**Work instructions**. Output all entries verbatim. Skip pictures.

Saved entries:
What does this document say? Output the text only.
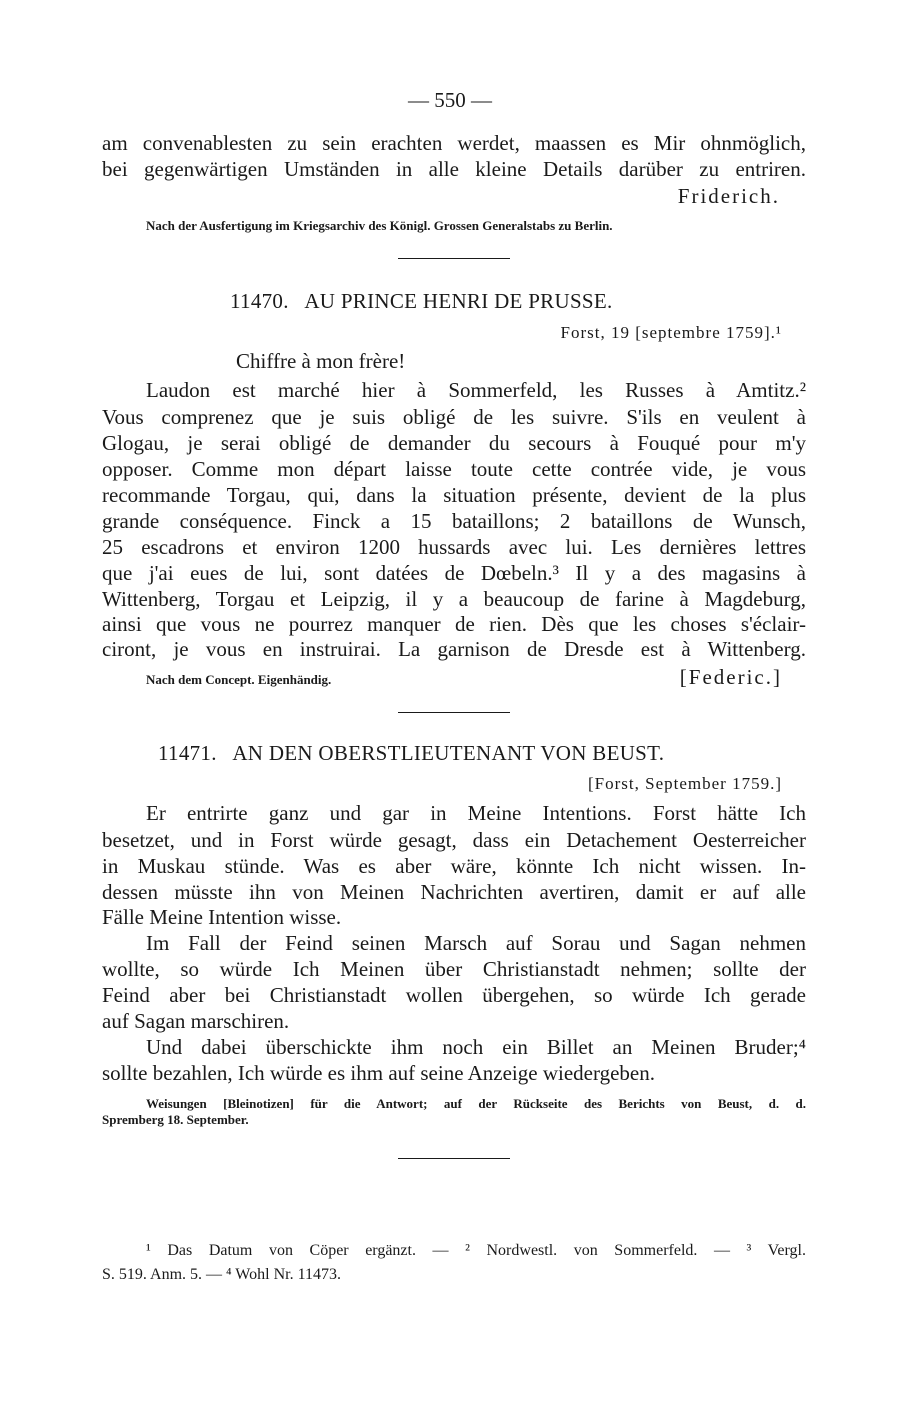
— 550 —
am convenablesten zu sein erachten werdet, maassen es Mir ohnmöglich,
bei gegenwärtigen Umständen in alle kleine Details darüber zu entriren.
Friderich.
Nach der Ausfertigung im Kriegsarchiv des Königl. Grossen Generalstabs zu Berlin.
11470. AU PRINCE HENRI DE PRUSSE.
Forst, 19 [septembre 1759].¹
Chiffre à mon frère!
Laudon est marché hier à Sommerfeld, les Russes à Amtitz.²
Vous comprenez que je suis obligé de les suivre. S'ils en veulent à
Glogau, je serai obligé de demander du secours à Fouqué pour m'y
opposer. Comme mon départ laisse toute cette contrée vide, je vous
recommande Torgau, qui, dans la situation présente, devient de la plus
grande conséquence. Finck a 15 bataillons; 2 bataillons de Wunsch,
25 escadrons et environ 1200 hussards avec lui. Les dernières lettres
que j'ai eues de lui, sont datées de Dœbeln.³ Il y a des magasins à
Wittenberg, Torgau et Leipzig, il y a beaucoup de farine à Magdeburg,
ainsi que vous ne pourrez manquer de rien. Dès que les choses s'éclair-
ciront, je vous en instruirai. La garnison de Dresde est à Wittenberg.
Nach dem Concept. Eigenhändig.	[Federic.]
11471. AN DEN OBERSTLIEUTENANT VON BEUST.
[Forst, September 1759.]
Er entrirte ganz und gar in Meine Intentions. Forst hätte Ich
besetzet, und in Forst würde gesagt, dass ein Detachement Oesterreicher
in Muskau stünde. Was es aber wäre, könnte Ich nicht wissen. In-
dessen müsste ihn von Meinen Nachrichten avertiren, damit er auf alle
Fälle Meine Intention wisse.
Im Fall der Feind seinen Marsch auf Sorau und Sagan nehmen
wollte, so würde Ich Meinen über Christianstadt nehmen; sollte der
Feind aber bei Christianstadt wollen übergehen, so würde Ich gerade
auf Sagan marschiren.
Und dabei überschickte ihm noch ein Billet an Meinen Bruder;⁴
sollte bezahlen, Ich würde es ihm auf seine Anzeige wiedergeben.
Weisungen [Bleinotizen] für die Antwort; auf der Rückseite des Berichts von Beust, d. d.
Spremberg 18. September.
¹ Das Datum von Cöper ergänzt. — ² Nordwestl. von Sommerfeld. — ³ Vergl.
S. 519. Anm. 5. — ⁴ Wohl Nr. 11473.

**Written answer**.
What does this document say? Output the text only.
— 550 —
am convenablesten zu sein erachten werdet, maassen es Mir ohnmöglich,
bei gegenwärtigen Umständen in alle kleine Details darüber zu entriren.
Friderich.
Nach der Ausfertigung im Kriegsarchiv des Königl. Grossen Generalstabs zu Berlin.
11470. AU PRINCE HENRI DE PRUSSE.
Forst, 19 [septembre 1759].¹
Chiffre à mon frère!
Laudon est marché hier à Sommerfeld, les Russes à Amtitz.²
Vous comprenez que je suis obligé de les suivre. S'ils en veulent à
Glogau, je serai obligé de demander du secours à Fouqué pour m'y
opposer. Comme mon départ laisse toute cette contrée vide, je vous
recommande Torgau, qui, dans la situation présente, devient de la plus
grande conséquence. Finck a 15 bataillons; 2 bataillons de Wunsch,
25 escadrons et environ 1200 hussards avec lui. Les dernières lettres
que j'ai eues de lui, sont datées de Dœbeln.³ Il y a des magasins à
Wittenberg, Torgau et Leipzig, il y a beaucoup de farine à Magdeburg,
ainsi que vous ne pourrez manquer de rien. Dès que les choses s'éclair-
ciront, je vous en instruirai. La garnison de Dresde est à Wittenberg.
Nach dem Concept. Eigenhändig.	[Federic.]
11471. AN DEN OBERSTLIEUTENANT VON BEUST.
[Forst, September 1759.]
Er entrirte ganz und gar in Meine Intentions. Forst hätte Ich
besetzet, und in Forst würde gesagt, dass ein Detachement Oesterreicher
in Muskau stünde. Was es aber wäre, könnte Ich nicht wissen. In-
dessen müsste ihn von Meinen Nachrichten avertiren, damit er auf alle
Fälle Meine Intention wisse.
Im Fall der Feind seinen Marsch auf Sorau und Sagan nehmen
wollte, so würde Ich Meinen über Christianstadt nehmen; sollte der
Feind aber bei Christianstadt wollen übergehen, so würde Ich gerade
auf Sagan marschiren.
Und dabei überschickte ihm noch ein Billet an Meinen Bruder;⁴
sollte bezahlen, Ich würde es ihm auf seine Anzeige wiedergeben.
Weisungen [Bleinotizen] für die Antwort; auf der Rückseite des Berichts von Beust, d. d.
Spremberg 18. September.
¹ Das Datum von Cöper ergänzt. — ² Nordwestl. von Sommerfeld. — ³ Vergl.
S. 519. Anm. 5. — ⁴ Wohl Nr. 11473.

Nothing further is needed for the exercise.